Without including the pictures, copy out every line below.

#####

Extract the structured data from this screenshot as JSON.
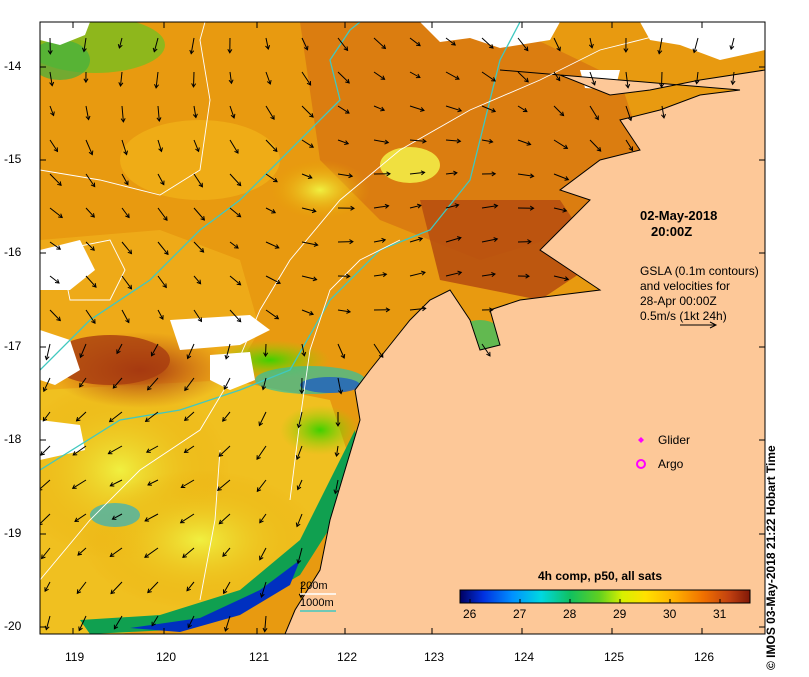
{
  "title": {
    "date": "02-May-2018",
    "time": "20:00Z"
  },
  "gsla_note": {
    "line1": "GSLA (0.1m contours)",
    "line2": "and velocities for",
    "line3": "28-Apr 00:00Z",
    "line4": "0.5m/s (1kt 24h)"
  },
  "legend": {
    "glider": "Glider",
    "argo": "Argo",
    "glider_color": "#ff00ff",
    "argo_color": "#ff00ff"
  },
  "isobaths": {
    "label_200": "200m",
    "label_1000": "1000m",
    "color_200": "#ffffff",
    "color_1000": "#40c8c0"
  },
  "colorbar": {
    "title": "4h comp, p50, all sats",
    "ticks": [
      "26",
      "27",
      "28",
      "29",
      "30",
      "31"
    ],
    "min": 25.8,
    "max": 31.6,
    "colors": [
      "#000080",
      "#0040ff",
      "#00a0ff",
      "#00e0c0",
      "#20c040",
      "#a0e000",
      "#ffff00",
      "#ffc000",
      "#ff8000",
      "#e05000",
      "#a02000"
    ]
  },
  "axes": {
    "x_ticks": [
      "119",
      "120",
      "121",
      "122",
      "123",
      "124",
      "125",
      "126"
    ],
    "y_ticks": [
      "-14",
      "-15",
      "-16",
      "-17",
      "-18",
      "-19",
      "-20"
    ]
  },
  "copyright": "© IMOS 03-May-2018 21:22 Hobart Time",
  "land_color": "#fdc898"
}
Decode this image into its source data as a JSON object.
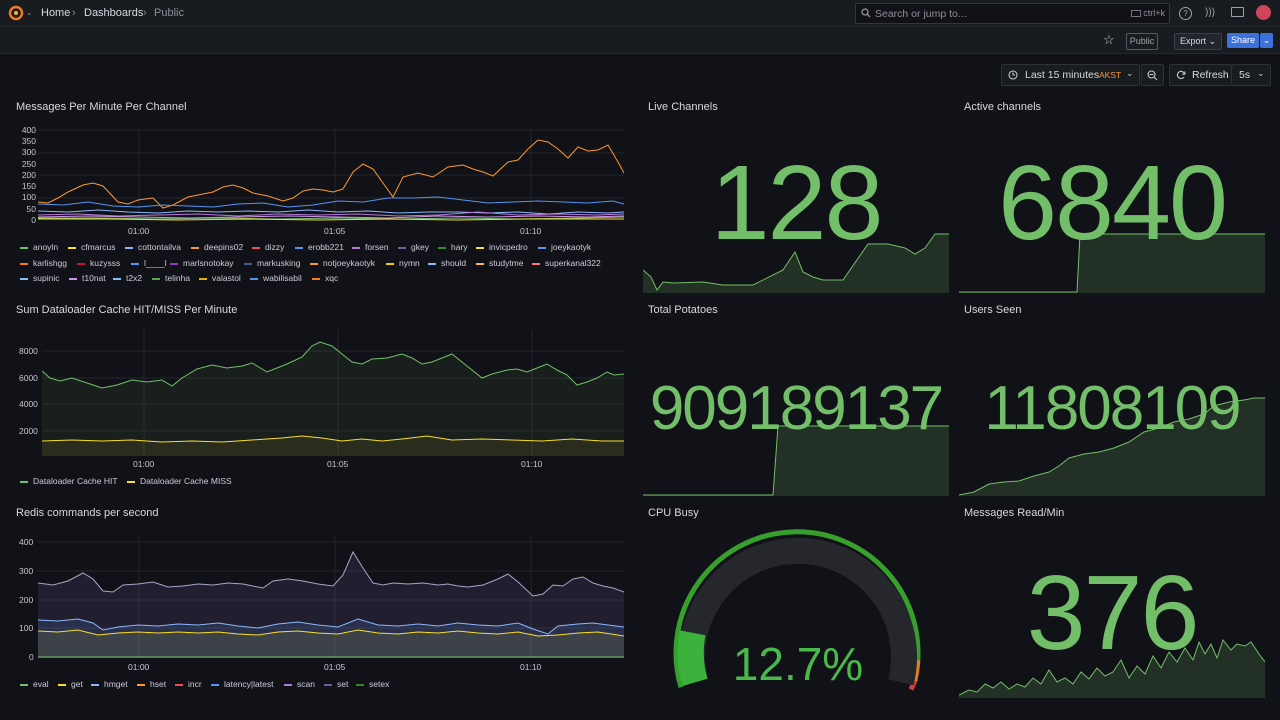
{
  "topbar": {
    "breadcrumb": [
      "Home",
      "Dashboards",
      "Public"
    ],
    "search_placeholder": "Search or jump to...",
    "search_shortcut": "ctrl+k"
  },
  "toolbar": {
    "public_badge": "Public",
    "export_label": "Export",
    "share_label": "Share",
    "time_range": "Last 15 minutes",
    "timezone": "AKST",
    "refresh_label": "Refresh",
    "refresh_interval": "5s"
  },
  "colors": {
    "green": "#73bf69",
    "orange": "#ff9830",
    "blue": "#5794f2",
    "yellow": "#fade2a",
    "accent": "#3d71d9"
  },
  "panels": {
    "messages": {
      "title": "Messages Per Minute Per Channel",
      "y_ticks": [
        "400",
        "350",
        "300",
        "250",
        "200",
        "150",
        "100",
        "50",
        "0"
      ],
      "x_ticks": [
        "01:00",
        "01:05",
        "01:10"
      ],
      "legend": [
        {
          "name": "anoyln",
          "color": "#73bf69"
        },
        {
          "name": "cfmarcus",
          "color": "#fade2a"
        },
        {
          "name": "cottontailva",
          "color": "#8ab8ff"
        },
        {
          "name": "deepins02",
          "color": "#ff9830"
        },
        {
          "name": "dizzy",
          "color": "#f2495c"
        },
        {
          "name": "erobb221",
          "color": "#5794f2"
        },
        {
          "name": "forsen",
          "color": "#b877d9"
        },
        {
          "name": "gkey",
          "color": "#705da0"
        },
        {
          "name": "hary",
          "color": "#37872d"
        },
        {
          "name": "invicpedro",
          "color": "#fade2a"
        },
        {
          "name": "joeykaotyk",
          "color": "#5794f2"
        },
        {
          "name": "karlishgg",
          "color": "#ff780a"
        },
        {
          "name": "kuzysss",
          "color": "#c4162a"
        },
        {
          "name": "l____l",
          "color": "#5794f2"
        },
        {
          "name": "marlsnotokay",
          "color": "#8f3bb8"
        },
        {
          "name": "markusking",
          "color": "#4e5e8a"
        },
        {
          "name": "notjoeykaotyk",
          "color": "#ff9830"
        },
        {
          "name": "nymn",
          "color": "#f2cc0c"
        },
        {
          "name": "should",
          "color": "#8ab8ff"
        },
        {
          "name": "studytme",
          "color": "#ffb357"
        },
        {
          "name": "superkanal322",
          "color": "#ff7383"
        },
        {
          "name": "supinic",
          "color": "#8ab8ff"
        },
        {
          "name": "t10nat",
          "color": "#ca95e5"
        },
        {
          "name": "t2x2",
          "color": "#8ab8ff"
        },
        {
          "name": "telinha",
          "color": "#56a64b"
        },
        {
          "name": "valastol",
          "color": "#e0b400"
        },
        {
          "name": "wabilisabil",
          "color": "#5794f2"
        },
        {
          "name": "xqc",
          "color": "#ff780a"
        }
      ]
    },
    "dataloader": {
      "title": "Sum Dataloader Cache HIT/MISS Per Minute",
      "y_ticks": [
        "8000",
        "6000",
        "4000",
        "2000"
      ],
      "x_ticks": [
        "01:00",
        "01:05",
        "01:10"
      ],
      "legend": [
        {
          "name": "Dataloader Cache HIT",
          "color": "#73bf69"
        },
        {
          "name": "Dataloader Cache MISS",
          "color": "#fade2a"
        }
      ]
    },
    "redis": {
      "title": "Redis commands per second",
      "y_ticks": [
        "400",
        "300",
        "200",
        "100",
        "0"
      ],
      "x_ticks": [
        "01:00",
        "01:05",
        "01:10"
      ],
      "legend": [
        {
          "name": "eval",
          "color": "#73bf69"
        },
        {
          "name": "get",
          "color": "#fade2a"
        },
        {
          "name": "hmget",
          "color": "#8ab8ff"
        },
        {
          "name": "hset",
          "color": "#ff9830"
        },
        {
          "name": "incr",
          "color": "#f2495c"
        },
        {
          "name": "latency|latest",
          "color": "#5794f2"
        },
        {
          "name": "scan",
          "color": "#b877d9"
        },
        {
          "name": "set",
          "color": "#705da0"
        },
        {
          "name": "setex",
          "color": "#37872d"
        }
      ]
    },
    "live_channels": {
      "title": "Live Channels",
      "value": "128"
    },
    "active_channels": {
      "title": "Active channels",
      "value": "6840"
    },
    "total_potatoes": {
      "title": "Total Potatoes",
      "value": "909189137"
    },
    "users_seen": {
      "title": "Users Seen",
      "value": "11808109"
    },
    "cpu_busy": {
      "title": "CPU Busy",
      "value": "12.7%",
      "percent": 12.7
    },
    "messages_read": {
      "title": "Messages Read/Min",
      "value": "376"
    }
  }
}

#####

Written response ▸
Extract the structured data from this screenshot as JSON.
{
  "title": {
    "date": "02-May-2018",
    "time": "20:00Z"
  },
  "gsla_note": {
    "line1": "GSLA (0.1m contours)",
    "line2": "and velocities for",
    "line3": "28-Apr 00:00Z",
    "line4": "0.5m/s (1kt 24h)"
  },
  "legend": {
    "glider": "Glider",
    "argo": "Argo",
    "glider_color": "#ff00ff",
    "argo_color": "#ff00ff"
  },
  "isobaths": {
    "label_200": "200m",
    "label_1000": "1000m",
    "color_200": "#ffffff",
    "color_1000": "#40c8c0"
  },
  "colorbar": {
    "title": "4h comp, p50, all sats",
    "ticks": [
      "26",
      "27",
      "28",
      "29",
      "30",
      "31"
    ],
    "min": 25.8,
    "max": 31.6,
    "colors": [
      "#000080",
      "#0040ff",
      "#00a0ff",
      "#00e0c0",
      "#20c040",
      "#a0e000",
      "#ffff00",
      "#ffc000",
      "#ff8000",
      "#e05000",
      "#a02000"
    ]
  },
  "axes": {
    "x_ticks": [
      "119",
      "120",
      "121",
      "122",
      "123",
      "124",
      "125",
      "126"
    ],
    "y_ticks": [
      "-14",
      "-15",
      "-16",
      "-17",
      "-18",
      "-19",
      "-20"
    ]
  },
  "copyright": "© IMOS 03-May-2018 21:22 Hobart Time",
  "land_color": "#fdc898"
}
Decode this image into its source data as a JSON object.
{
  "topbar": {
    "breadcrumb": [
      "Home",
      "Dashboards",
      "Public"
    ],
    "search_placeholder": "Search or jump to...",
    "search_shortcut": "ctrl+k"
  },
  "toolbar": {
    "public_badge": "Public",
    "export_label": "Export",
    "share_label": "Share",
    "time_range": "Last 15 minutes",
    "timezone": "AKST",
    "refresh_label": "Refresh",
    "refresh_interval": "5s"
  },
  "colors": {
    "green": "#73bf69",
    "orange": "#ff9830",
    "blue": "#5794f2",
    "yellow": "#fade2a",
    "accent": "#3d71d9"
  },
  "panels": {
    "messages": {
      "title": "Messages Per Minute Per Channel",
      "y_ticks": [
        "400",
        "350",
        "300",
        "250",
        "200",
        "150",
        "100",
        "50",
        "0"
      ],
      "x_ticks": [
        "01:00",
        "01:05",
        "01:10"
      ],
      "legend": [
        {
          "name": "anoyln",
          "color": "#73bf69"
        },
        {
          "name": "cfmarcus",
          "color": "#fade2a"
        },
        {
          "name": "cottontailva",
          "color": "#8ab8ff"
        },
        {
          "name": "deepins02",
          "color": "#ff9830"
        },
        {
          "name": "dizzy",
          "color": "#f2495c"
        },
        {
          "name": "erobb221",
          "color": "#5794f2"
        },
        {
          "name": "forsen",
          "color": "#b877d9"
        },
        {
          "name": "gkey",
          "color": "#705da0"
        },
        {
          "name": "hary",
          "color": "#37872d"
        },
        {
          "name": "invicpedro",
          "color": "#fade2a"
        },
        {
          "name": "joeykaotyk",
          "color": "#5794f2"
        },
        {
          "name": "karlishgg",
          "color": "#ff780a"
        },
        {
          "name": "kuzysss",
          "color": "#c4162a"
        },
        {
          "name": "l____l",
          "color": "#5794f2"
        },
        {
          "name": "marlsnotokay",
          "color": "#8f3bb8"
        },
        {
          "name": "markusking",
          "color": "#4e5e8a"
        },
        {
          "name": "notjoeykaotyk",
          "color": "#ff9830"
        },
        {
          "name": "nymn",
          "color": "#f2cc0c"
        },
        {
          "name": "should",
          "color": "#8ab8ff"
        },
        {
          "name": "studytme",
          "color": "#ffb357"
        },
        {
          "name": "superkanal322",
          "color": "#ff7383"
        },
        {
          "name": "supinic",
          "color": "#8ab8ff"
        },
        {
          "name": "t10nat",
          "color": "#ca95e5"
        },
        {
          "name": "t2x2",
          "color": "#8ab8ff"
        },
        {
          "name": "telinha",
          "color": "#56a64b"
        },
        {
          "name": "valastol",
          "color": "#e0b400"
        },
        {
          "name": "wabilisabil",
          "color": "#5794f2"
        },
        {
          "name": "xqc",
          "color": "#ff780a"
        }
      ]
    },
    "dataloader": {
      "title": "Sum Dataloader Cache HIT/MISS Per Minute",
      "y_ticks": [
        "8000",
        "6000",
        "4000",
        "2000"
      ],
      "x_ticks": [
        "01:00",
        "01:05",
        "01:10"
      ],
      "legend": [
        {
          "name": "Dataloader Cache HIT",
          "color": "#73bf69"
        },
        {
          "name": "Dataloader Cache MISS",
          "color": "#fade2a"
        }
      ]
    },
    "redis": {
      "title": "Redis commands per second",
      "y_ticks": [
        "400",
        "300",
        "200",
        "100",
        "0"
      ],
      "x_ticks": [
        "01:00",
        "01:05",
        "01:10"
      ],
      "legend": [
        {
          "name": "eval",
          "color": "#73bf69"
        },
        {
          "name": "get",
          "color": "#fade2a"
        },
        {
          "name": "hmget",
          "color": "#8ab8ff"
        },
        {
          "name": "hset",
          "color": "#ff9830"
        },
        {
          "name": "incr",
          "color": "#f2495c"
        },
        {
          "name": "latency|latest",
          "color": "#5794f2"
        },
        {
          "name": "scan",
          "color": "#b877d9"
        },
        {
          "name": "set",
          "color": "#705da0"
        },
        {
          "name": "setex",
          "color": "#37872d"
        }
      ]
    },
    "live_channels": {
      "title": "Live Channels",
      "value": "128"
    },
    "active_channels": {
      "title": "Active channels",
      "value": "6840"
    },
    "total_potatoes": {
      "title": "Total Potatoes",
      "value": "909189137"
    },
    "users_seen": {
      "title": "Users Seen",
      "value": "11808109"
    },
    "cpu_busy": {
      "title": "CPU Busy",
      "value": "12.7%",
      "percent": 12.7
    },
    "messages_read": {
      "title": "Messages Read/Min",
      "value": "376"
    }
  }
}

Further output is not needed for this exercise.